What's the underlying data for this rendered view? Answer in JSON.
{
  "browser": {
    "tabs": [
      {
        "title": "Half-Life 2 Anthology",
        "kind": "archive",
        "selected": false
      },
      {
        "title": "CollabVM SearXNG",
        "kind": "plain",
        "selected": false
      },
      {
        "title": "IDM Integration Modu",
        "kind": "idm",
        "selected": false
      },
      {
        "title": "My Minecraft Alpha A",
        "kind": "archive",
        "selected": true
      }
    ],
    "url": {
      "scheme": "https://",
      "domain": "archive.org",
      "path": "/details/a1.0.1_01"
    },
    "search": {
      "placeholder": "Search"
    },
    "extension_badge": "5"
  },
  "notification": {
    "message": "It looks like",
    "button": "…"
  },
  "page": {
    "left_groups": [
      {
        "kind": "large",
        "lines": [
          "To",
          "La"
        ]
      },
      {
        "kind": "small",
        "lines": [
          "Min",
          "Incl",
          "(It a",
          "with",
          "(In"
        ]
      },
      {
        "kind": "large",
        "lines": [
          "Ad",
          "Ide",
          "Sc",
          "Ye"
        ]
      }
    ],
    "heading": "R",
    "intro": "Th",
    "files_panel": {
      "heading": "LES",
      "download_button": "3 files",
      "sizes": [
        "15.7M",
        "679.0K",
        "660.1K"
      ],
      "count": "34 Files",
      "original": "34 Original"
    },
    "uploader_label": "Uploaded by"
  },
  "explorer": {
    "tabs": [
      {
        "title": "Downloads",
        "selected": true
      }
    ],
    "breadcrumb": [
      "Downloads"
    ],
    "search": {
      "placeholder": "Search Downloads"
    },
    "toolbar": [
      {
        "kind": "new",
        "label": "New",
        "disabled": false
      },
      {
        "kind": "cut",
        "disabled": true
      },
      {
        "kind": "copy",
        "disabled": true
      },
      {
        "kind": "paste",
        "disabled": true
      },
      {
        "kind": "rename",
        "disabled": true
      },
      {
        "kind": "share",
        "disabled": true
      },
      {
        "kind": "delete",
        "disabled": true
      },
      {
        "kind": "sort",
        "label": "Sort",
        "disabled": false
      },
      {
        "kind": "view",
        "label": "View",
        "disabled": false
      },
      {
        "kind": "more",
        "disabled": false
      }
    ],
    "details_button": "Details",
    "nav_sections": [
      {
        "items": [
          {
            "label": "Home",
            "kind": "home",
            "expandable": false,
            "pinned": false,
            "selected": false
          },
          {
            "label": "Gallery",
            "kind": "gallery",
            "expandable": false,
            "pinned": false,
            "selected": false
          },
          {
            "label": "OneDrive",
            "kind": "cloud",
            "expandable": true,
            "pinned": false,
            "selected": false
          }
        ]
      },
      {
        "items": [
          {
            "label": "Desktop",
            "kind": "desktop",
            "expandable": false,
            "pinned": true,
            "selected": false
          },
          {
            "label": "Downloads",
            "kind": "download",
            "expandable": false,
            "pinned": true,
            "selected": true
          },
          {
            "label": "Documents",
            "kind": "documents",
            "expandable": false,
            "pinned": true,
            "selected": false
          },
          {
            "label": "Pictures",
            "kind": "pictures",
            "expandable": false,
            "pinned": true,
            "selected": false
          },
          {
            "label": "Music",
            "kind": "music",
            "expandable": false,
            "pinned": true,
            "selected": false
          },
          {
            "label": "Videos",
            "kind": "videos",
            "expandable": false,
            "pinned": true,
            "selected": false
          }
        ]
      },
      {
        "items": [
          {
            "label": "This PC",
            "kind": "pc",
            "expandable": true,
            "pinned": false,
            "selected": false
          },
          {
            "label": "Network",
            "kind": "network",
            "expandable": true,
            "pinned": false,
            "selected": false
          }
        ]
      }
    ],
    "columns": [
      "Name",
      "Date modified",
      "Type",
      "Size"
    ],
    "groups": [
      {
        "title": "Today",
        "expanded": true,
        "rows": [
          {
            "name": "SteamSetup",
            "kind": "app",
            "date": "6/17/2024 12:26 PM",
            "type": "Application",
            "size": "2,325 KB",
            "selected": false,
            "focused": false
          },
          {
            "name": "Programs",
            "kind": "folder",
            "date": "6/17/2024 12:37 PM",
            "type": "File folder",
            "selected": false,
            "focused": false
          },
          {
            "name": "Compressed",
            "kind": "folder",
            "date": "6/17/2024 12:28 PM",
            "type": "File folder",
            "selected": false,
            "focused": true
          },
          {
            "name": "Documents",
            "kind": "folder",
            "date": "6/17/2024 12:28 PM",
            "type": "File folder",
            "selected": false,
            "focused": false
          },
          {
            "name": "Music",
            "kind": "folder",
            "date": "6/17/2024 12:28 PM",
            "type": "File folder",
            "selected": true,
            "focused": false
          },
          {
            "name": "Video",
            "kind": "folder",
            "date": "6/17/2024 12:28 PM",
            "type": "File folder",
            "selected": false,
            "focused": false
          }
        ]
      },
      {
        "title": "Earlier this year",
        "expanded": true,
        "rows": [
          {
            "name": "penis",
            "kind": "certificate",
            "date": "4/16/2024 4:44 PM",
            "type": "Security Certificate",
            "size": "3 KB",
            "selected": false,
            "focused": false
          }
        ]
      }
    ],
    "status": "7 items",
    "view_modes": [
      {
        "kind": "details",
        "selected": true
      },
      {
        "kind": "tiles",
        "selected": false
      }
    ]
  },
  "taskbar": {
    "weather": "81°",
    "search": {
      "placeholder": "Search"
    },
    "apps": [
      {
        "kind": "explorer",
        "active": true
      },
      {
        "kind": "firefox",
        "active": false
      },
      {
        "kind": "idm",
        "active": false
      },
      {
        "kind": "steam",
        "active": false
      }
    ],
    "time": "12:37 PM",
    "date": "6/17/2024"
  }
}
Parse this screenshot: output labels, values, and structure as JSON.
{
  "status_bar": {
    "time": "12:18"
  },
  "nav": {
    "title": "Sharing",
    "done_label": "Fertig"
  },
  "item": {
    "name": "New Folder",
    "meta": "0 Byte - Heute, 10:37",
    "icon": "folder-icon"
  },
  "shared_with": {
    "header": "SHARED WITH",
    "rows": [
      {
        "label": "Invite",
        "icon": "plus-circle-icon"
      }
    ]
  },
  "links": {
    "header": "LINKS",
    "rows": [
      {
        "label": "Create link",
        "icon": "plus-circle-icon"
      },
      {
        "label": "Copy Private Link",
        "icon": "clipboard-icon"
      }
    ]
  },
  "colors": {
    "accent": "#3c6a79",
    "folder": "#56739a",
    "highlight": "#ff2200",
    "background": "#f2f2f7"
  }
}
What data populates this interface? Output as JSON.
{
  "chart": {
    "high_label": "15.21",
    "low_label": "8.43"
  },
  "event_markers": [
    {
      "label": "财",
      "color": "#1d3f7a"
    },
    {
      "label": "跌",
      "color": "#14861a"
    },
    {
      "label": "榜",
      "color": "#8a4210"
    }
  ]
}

------------------------------------------------------------

Task to carry out ▸
Starting with the line that contains "What data populates", return each line through the last one of the data above, exactly as written and nothing more.

Final result ▸
What data populates this interface? Output as JSON.
{
  "chart": {
    "high_label": "15.21",
    "low_label": "8.43"
  },
  "event_markers": [
    {
      "label": "财",
      "color": "#1d3f7a"
    },
    {
      "label": "跌",
      "color": "#14861a"
    },
    {
      "label": "榜",
      "color": "#8a4210"
    }
  ]
}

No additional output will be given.